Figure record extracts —
= = = = = = =

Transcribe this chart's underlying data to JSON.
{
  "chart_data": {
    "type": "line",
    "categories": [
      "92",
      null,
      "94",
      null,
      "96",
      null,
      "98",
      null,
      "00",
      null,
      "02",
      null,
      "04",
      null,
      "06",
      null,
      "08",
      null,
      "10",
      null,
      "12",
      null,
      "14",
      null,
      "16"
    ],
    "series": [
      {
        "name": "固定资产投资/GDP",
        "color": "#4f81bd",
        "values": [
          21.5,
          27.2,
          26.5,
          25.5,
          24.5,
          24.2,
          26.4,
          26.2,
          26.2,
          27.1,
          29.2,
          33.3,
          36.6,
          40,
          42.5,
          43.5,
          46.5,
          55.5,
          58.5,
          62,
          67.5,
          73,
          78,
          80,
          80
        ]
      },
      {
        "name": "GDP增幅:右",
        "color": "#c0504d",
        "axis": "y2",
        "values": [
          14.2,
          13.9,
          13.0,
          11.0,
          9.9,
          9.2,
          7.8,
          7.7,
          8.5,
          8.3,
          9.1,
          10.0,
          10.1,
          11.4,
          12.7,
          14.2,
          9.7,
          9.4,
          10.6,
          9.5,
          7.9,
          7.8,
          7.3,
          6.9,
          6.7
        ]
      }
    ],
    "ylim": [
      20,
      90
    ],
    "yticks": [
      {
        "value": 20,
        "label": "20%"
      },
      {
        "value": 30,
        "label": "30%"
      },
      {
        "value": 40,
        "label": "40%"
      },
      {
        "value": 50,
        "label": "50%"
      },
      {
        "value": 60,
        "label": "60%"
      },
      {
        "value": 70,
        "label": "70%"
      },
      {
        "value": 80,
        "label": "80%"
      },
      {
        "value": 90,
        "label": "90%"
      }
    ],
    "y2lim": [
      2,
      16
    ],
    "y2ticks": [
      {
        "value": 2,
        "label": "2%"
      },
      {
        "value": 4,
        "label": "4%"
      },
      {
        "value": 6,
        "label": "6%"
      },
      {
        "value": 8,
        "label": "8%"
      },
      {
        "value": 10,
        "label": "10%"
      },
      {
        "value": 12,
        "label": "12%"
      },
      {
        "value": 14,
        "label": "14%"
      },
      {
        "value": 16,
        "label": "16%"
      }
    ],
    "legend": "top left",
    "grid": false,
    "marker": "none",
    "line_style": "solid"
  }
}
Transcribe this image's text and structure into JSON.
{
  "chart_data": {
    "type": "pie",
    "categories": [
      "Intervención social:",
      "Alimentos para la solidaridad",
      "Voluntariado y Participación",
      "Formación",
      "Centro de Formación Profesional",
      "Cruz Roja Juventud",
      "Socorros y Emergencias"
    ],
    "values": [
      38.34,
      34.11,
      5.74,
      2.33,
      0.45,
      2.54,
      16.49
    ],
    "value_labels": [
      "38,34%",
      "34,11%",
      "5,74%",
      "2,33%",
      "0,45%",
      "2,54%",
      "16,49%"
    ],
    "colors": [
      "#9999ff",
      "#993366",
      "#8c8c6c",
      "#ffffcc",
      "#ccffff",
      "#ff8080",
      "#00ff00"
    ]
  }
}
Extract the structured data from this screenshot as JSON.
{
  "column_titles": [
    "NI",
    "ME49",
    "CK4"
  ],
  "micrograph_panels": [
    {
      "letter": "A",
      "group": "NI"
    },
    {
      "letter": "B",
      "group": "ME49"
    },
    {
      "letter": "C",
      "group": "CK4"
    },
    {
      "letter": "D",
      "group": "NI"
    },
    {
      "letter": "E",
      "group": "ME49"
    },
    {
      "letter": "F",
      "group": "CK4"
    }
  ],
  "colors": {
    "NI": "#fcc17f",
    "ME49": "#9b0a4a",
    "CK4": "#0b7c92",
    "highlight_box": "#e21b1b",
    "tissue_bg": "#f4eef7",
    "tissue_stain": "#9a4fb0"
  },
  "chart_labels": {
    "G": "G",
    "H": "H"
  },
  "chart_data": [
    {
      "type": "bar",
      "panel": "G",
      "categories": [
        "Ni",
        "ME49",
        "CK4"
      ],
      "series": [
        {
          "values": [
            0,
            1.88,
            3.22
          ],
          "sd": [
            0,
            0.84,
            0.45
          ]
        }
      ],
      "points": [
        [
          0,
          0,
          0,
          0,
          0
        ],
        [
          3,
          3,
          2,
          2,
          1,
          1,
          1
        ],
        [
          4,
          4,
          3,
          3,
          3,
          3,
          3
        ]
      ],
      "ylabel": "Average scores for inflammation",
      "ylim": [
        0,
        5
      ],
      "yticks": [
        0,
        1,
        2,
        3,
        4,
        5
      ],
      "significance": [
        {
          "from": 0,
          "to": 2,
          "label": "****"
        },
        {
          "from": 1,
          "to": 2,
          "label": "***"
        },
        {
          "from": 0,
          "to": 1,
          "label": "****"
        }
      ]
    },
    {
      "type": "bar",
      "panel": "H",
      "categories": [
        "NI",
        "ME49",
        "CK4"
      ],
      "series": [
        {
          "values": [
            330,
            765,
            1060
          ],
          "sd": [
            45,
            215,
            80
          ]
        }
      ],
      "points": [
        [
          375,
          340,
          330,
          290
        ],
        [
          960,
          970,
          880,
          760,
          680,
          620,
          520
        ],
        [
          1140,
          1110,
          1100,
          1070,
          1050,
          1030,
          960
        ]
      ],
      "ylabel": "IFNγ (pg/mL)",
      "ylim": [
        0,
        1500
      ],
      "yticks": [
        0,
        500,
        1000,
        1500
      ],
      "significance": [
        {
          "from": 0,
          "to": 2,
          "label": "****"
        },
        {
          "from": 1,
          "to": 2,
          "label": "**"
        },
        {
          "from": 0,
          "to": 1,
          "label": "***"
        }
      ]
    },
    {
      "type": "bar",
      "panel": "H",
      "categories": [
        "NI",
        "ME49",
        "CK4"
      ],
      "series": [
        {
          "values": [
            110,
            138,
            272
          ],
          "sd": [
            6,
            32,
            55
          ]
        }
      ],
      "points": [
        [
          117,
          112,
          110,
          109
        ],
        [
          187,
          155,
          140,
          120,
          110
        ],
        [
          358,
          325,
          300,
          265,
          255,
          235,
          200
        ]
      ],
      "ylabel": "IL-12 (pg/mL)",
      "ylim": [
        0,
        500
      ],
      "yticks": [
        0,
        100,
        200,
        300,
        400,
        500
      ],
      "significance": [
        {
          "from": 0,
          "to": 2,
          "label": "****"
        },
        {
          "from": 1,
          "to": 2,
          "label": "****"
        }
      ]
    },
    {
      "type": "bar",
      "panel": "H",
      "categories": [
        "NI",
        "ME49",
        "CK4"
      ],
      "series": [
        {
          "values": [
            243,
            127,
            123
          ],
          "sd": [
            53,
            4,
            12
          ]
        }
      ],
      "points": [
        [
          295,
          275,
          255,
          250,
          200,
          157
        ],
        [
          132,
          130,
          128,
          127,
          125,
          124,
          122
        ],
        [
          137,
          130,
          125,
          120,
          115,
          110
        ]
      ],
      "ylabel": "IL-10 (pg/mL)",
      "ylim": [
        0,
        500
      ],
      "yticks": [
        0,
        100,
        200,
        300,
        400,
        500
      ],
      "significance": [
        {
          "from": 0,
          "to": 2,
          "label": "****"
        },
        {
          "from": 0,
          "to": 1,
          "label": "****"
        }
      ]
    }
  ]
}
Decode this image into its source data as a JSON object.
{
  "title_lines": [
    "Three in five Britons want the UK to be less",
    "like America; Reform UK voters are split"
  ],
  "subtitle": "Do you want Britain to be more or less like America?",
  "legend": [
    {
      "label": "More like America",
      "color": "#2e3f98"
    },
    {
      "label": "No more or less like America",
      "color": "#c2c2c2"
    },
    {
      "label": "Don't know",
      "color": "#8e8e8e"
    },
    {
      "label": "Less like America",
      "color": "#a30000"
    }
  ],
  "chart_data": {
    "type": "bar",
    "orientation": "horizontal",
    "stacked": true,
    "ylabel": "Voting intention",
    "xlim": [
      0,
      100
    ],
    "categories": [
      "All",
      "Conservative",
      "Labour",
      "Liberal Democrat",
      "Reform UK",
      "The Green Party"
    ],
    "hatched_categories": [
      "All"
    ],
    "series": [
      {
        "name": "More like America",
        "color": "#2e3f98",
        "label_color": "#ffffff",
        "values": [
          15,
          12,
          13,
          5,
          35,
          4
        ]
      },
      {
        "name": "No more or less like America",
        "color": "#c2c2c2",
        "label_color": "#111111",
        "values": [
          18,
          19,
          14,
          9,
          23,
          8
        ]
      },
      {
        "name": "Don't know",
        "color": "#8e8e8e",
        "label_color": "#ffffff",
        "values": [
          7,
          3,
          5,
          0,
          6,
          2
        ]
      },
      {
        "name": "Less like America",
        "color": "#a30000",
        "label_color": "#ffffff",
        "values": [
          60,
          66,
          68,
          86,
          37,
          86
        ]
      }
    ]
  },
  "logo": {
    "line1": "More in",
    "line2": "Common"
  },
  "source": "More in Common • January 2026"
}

= = = = = = =

DIRECTIONS —
From the entries above, return each line with the word "Transcribe" in it.

RESULT OF THE TASK —
Transcribe this chart's underlying data to JSON.
Transcribe this image's text and structure into JSON.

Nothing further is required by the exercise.